▶ **Instructions to follow**: Only lines holding the string "descenso" are wanted; copy each one from the material.

....

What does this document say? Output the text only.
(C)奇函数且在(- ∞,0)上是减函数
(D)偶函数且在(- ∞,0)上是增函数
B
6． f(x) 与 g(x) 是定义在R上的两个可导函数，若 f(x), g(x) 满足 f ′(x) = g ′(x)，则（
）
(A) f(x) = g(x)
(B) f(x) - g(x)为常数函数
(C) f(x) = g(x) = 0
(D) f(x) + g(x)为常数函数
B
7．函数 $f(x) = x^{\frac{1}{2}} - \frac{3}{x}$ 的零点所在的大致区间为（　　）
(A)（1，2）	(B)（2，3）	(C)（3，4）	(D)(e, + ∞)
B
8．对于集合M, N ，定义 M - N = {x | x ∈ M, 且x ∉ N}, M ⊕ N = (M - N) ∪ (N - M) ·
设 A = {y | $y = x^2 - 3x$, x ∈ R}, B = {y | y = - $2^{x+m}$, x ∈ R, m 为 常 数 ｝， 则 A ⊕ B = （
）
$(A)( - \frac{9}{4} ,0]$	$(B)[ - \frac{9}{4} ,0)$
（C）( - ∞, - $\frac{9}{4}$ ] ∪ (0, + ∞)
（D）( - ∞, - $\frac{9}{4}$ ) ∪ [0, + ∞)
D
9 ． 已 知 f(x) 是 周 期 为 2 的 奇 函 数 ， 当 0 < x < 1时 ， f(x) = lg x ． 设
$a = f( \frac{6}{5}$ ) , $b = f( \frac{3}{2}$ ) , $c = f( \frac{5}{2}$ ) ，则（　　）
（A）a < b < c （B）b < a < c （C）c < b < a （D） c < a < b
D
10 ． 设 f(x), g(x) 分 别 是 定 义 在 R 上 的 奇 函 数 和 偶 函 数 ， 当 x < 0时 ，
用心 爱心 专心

....

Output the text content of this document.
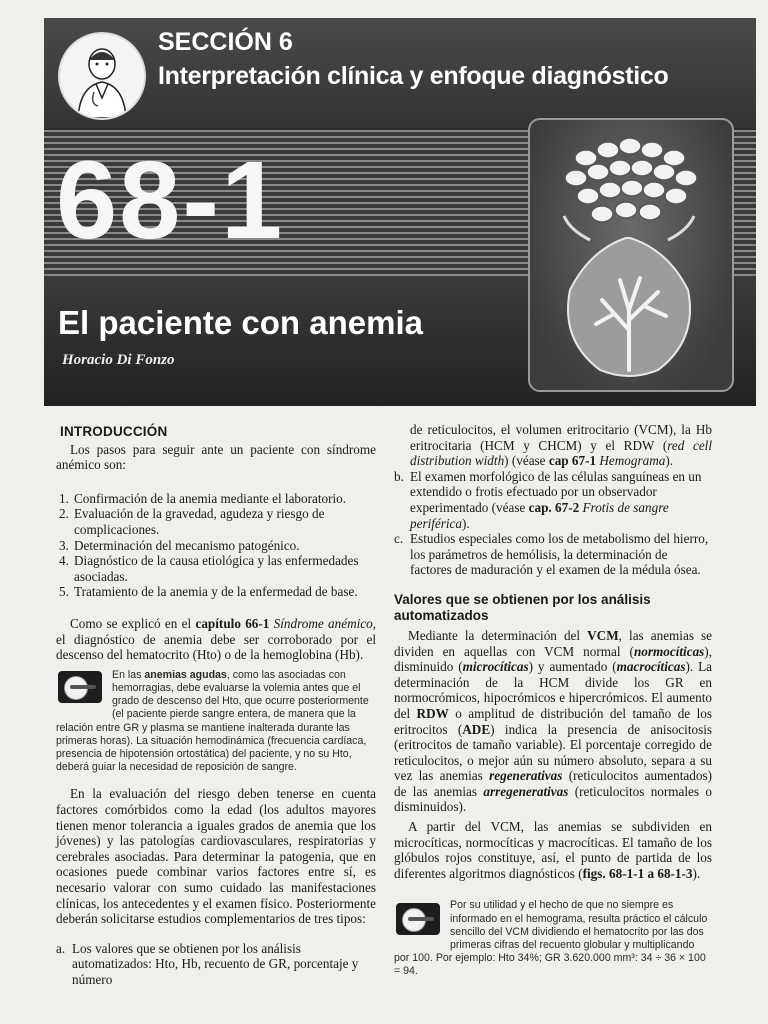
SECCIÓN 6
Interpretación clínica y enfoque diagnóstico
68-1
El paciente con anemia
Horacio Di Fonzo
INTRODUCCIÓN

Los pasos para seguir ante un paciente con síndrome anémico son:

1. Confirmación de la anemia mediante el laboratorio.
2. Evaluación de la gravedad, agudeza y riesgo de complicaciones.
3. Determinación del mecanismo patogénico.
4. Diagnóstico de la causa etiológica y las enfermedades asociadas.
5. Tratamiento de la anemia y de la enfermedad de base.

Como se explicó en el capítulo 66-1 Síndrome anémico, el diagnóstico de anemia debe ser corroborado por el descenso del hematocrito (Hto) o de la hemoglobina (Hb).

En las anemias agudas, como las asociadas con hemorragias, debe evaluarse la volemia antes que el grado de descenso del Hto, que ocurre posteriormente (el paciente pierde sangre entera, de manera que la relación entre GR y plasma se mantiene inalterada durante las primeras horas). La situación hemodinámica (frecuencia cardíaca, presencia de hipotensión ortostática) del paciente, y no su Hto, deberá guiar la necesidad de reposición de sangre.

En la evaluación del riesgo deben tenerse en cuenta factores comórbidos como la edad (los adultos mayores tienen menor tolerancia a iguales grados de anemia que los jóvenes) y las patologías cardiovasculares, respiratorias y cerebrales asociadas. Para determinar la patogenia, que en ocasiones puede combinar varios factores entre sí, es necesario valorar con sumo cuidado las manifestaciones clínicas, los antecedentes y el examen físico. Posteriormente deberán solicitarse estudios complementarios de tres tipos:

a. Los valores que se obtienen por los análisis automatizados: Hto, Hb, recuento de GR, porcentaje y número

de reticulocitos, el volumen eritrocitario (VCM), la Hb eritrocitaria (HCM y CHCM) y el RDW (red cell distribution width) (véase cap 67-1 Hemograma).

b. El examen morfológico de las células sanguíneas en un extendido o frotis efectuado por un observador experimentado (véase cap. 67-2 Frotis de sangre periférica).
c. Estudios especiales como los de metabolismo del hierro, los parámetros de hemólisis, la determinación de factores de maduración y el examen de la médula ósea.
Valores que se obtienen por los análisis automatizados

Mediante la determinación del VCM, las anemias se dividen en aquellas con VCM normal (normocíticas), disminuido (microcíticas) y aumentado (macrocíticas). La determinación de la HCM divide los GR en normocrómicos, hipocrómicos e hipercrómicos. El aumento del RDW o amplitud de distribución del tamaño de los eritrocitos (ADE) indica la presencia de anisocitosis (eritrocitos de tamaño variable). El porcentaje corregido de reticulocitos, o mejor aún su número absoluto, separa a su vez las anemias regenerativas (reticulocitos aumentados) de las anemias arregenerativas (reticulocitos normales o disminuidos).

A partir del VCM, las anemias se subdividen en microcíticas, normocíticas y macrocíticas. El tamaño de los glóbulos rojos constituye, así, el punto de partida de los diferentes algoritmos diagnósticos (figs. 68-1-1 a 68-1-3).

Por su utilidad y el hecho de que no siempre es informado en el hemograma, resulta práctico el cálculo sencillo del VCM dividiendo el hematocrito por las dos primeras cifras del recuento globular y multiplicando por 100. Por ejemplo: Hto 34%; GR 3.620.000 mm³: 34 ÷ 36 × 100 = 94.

....

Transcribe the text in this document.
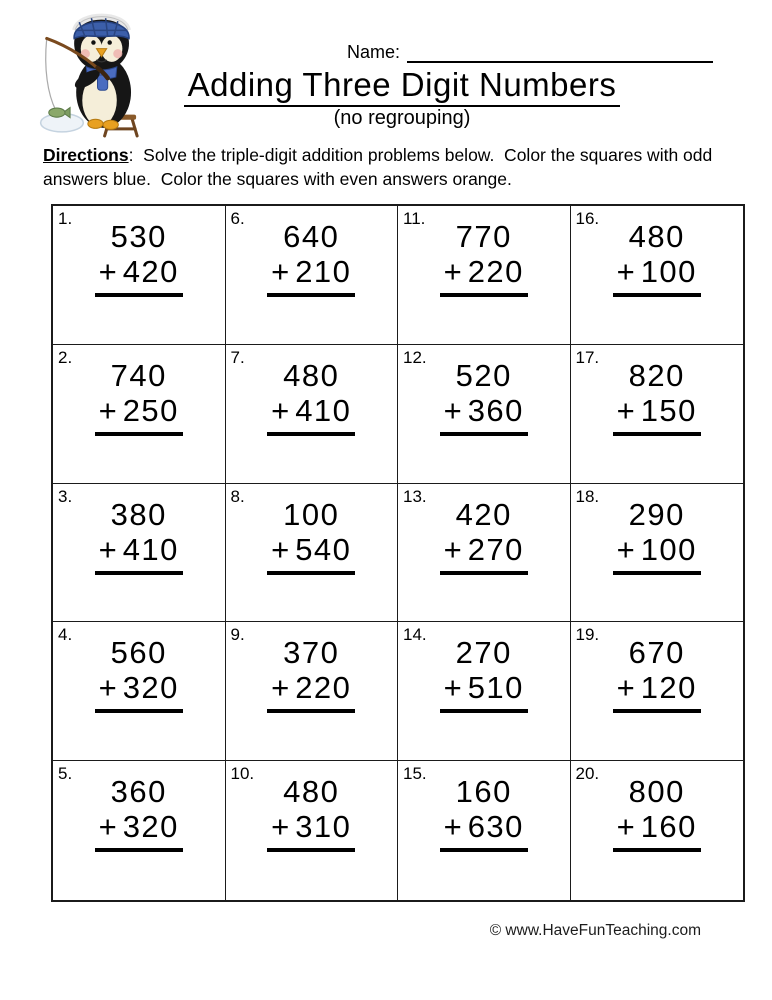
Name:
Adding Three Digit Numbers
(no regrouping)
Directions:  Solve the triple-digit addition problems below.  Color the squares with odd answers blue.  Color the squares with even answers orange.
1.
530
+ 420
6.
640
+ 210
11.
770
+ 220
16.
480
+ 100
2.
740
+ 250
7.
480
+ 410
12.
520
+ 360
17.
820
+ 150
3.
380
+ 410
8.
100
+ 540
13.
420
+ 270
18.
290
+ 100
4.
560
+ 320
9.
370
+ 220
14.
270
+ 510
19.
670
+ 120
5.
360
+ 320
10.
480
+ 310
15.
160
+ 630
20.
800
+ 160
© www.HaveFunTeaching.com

....

▶ **Output of the exercise**:
Como se explicó en el capítulo 66-1 Síndrome anémico, el diagnóstico de anemia debe ser corroborado por el descenso del hematocrito (Hto) o de la hemoglobina (Hb).
En las anemias agudas, como las asociadas con hemorragias, debe evaluarse la volemia antes que el grado de descenso del Hto, que ocurre posteriormente (el paciente pierde sangre entera, de manera que la relación entre GR y plasma se mantiene inalterada durante las primeras horas). La situación hemodinámica (frecuencia cardíaca, presencia de hipotensión ortostática) del paciente, y no su Hto, deberá guiar la necesidad de reposición de sangre.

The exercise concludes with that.